[PASSAGE FOR REVIEW]
•••••

I tried to assess the opportunity of Apple Pay but found it to be mostly dependent on how quickly card payments will overtake cash. It seems that as payments move to a digital format they will move to a mobile device. The hurdle isn’t going from a card to a phone but from cash to card.
Data published in The Growth and Diffusion of Credit Cards in Society shows that between 1970 and 2001 households with at least one credit card in the US grew from 17% to 70%. More recent data shows 82% of US consumers have at least one credit card and 77% have a debit card.
The Total Addressable Market for Apple Pay then is dependent on how quickly this pattern repeats over the markets where iOS devices are in widespread use. Once cards are in use they are used with higher frequency and quickly overtake cash for the user.
The only assumption that needs to be made is that the device then replaces the plastic card. This seems a safe assumption as the benefits of the device as payment authenticator are high and the costs are negligible given a penetrated market.

•••••

(Data for detecting document layout)
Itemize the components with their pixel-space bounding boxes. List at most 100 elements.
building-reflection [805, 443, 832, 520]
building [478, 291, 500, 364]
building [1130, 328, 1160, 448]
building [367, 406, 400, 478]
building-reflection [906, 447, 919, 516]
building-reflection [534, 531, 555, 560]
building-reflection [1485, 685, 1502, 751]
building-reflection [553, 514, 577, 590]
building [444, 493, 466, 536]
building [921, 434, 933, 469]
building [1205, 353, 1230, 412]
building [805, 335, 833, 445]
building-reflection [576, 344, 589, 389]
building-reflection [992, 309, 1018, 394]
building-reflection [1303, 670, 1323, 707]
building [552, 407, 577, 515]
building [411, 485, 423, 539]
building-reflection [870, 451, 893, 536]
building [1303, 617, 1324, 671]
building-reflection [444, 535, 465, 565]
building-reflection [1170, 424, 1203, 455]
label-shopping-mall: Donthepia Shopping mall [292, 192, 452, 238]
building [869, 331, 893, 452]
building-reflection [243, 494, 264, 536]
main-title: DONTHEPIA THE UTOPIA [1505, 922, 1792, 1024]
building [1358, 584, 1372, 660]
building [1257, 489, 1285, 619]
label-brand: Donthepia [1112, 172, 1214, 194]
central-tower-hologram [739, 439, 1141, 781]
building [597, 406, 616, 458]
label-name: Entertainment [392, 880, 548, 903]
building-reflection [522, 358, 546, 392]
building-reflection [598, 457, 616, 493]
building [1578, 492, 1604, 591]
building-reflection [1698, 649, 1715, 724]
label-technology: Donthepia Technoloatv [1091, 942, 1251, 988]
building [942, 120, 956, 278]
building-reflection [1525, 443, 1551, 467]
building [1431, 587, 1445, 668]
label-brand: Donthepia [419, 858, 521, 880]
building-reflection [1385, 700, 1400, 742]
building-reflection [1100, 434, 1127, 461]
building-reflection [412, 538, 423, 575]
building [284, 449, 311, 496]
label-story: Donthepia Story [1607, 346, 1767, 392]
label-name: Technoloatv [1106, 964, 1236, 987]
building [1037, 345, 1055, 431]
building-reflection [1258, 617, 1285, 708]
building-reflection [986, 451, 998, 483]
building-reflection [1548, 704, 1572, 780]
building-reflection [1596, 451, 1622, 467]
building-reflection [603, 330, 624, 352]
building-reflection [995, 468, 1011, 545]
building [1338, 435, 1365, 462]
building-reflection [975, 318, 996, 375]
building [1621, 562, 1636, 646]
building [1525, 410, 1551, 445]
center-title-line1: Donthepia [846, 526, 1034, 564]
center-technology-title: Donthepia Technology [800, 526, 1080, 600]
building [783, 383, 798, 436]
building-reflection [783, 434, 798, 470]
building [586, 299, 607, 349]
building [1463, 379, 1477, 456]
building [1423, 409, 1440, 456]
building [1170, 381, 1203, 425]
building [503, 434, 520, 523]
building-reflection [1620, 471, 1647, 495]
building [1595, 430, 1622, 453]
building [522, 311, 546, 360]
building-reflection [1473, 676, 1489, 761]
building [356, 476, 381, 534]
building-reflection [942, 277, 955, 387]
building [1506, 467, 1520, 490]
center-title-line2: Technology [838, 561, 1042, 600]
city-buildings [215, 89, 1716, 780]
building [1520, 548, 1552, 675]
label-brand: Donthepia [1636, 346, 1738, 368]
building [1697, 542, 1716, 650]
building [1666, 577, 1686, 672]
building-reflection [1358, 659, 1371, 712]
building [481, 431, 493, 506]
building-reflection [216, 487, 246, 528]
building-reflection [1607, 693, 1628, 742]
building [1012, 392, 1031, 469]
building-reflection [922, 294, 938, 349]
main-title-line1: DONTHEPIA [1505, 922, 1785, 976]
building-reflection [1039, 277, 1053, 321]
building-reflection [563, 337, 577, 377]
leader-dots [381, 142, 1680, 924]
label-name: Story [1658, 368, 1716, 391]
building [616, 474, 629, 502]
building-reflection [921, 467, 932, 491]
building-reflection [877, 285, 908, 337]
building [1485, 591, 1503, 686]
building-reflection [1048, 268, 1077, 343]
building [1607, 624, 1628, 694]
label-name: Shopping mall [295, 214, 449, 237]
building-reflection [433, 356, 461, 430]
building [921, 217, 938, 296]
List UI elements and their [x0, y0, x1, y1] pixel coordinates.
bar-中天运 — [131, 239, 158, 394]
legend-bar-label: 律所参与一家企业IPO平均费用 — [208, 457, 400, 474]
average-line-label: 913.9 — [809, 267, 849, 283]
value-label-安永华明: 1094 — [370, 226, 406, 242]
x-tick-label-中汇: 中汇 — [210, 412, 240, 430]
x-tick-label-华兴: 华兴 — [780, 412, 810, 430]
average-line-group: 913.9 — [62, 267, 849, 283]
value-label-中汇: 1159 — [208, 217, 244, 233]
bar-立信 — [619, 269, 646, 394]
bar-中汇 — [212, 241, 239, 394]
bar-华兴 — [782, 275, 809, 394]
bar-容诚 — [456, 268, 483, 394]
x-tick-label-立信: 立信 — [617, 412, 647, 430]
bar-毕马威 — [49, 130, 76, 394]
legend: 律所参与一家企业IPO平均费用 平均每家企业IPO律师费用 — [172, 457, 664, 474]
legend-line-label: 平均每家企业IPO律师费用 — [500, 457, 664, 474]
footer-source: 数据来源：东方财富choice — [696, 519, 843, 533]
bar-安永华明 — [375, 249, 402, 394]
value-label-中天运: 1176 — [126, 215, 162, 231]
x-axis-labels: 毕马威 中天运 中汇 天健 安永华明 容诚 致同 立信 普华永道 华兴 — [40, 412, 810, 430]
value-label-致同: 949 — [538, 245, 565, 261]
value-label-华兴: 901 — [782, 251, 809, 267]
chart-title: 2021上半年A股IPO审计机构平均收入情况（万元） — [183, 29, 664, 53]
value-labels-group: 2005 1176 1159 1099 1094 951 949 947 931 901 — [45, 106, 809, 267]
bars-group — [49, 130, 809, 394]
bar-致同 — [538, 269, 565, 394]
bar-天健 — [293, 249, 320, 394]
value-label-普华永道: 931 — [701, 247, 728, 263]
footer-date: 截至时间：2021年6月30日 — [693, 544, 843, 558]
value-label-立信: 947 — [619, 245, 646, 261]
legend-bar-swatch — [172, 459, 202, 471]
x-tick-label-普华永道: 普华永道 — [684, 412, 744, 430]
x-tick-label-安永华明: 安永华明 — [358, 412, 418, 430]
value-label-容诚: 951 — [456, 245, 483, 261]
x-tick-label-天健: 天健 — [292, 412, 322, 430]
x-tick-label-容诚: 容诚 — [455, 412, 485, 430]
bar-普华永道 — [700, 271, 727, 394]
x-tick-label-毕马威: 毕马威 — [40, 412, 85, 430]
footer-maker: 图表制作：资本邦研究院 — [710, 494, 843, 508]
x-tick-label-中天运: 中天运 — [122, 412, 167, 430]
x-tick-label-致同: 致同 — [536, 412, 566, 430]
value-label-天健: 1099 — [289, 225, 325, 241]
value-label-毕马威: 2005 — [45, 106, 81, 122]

•••••

[REQUIRED ACTIONS]
a: According to the Apple Pay passage, what percentage of US consumers have at least one debit card?
b: Pick up the text on Apple Pay after its final sentence and carry it forward.

[ANSWERS FOR THE TASKS]
a: 77%

b:
The following graph shows an extrapolation of transaction volumes where Visa and MasterCard and Amex are showing moderating growth with UnionPay showing 20% constant growth through 2019.1
Two more assumptions are needed: the share of transaction value captured by Apple Pay and the Apple Pay fee. I used 15 basis points ($15/$10000) as the assumed Apple fee and a share schedule as follows:
- 2015: 0.5%
- 2016: 1%
- 2017: 1.5%
- 2018: 2%
- 2019: 3%
These assumptions result in a cumulative revenue of over $1 billion by 2018 and a yearly run rate of $1 billion in revenue by 2020.
Although this is not a huge amount relative to Apple’s overall revenues2, it’s important to note that these revenues are likely to go directly to earnings3 as there are negligible costs associated with the transactions that Apple needs to bear.
These assumptions make the statement that Apple Pay can become “A Billion Dollar Business” plausible by 2020. Perhaps sooner.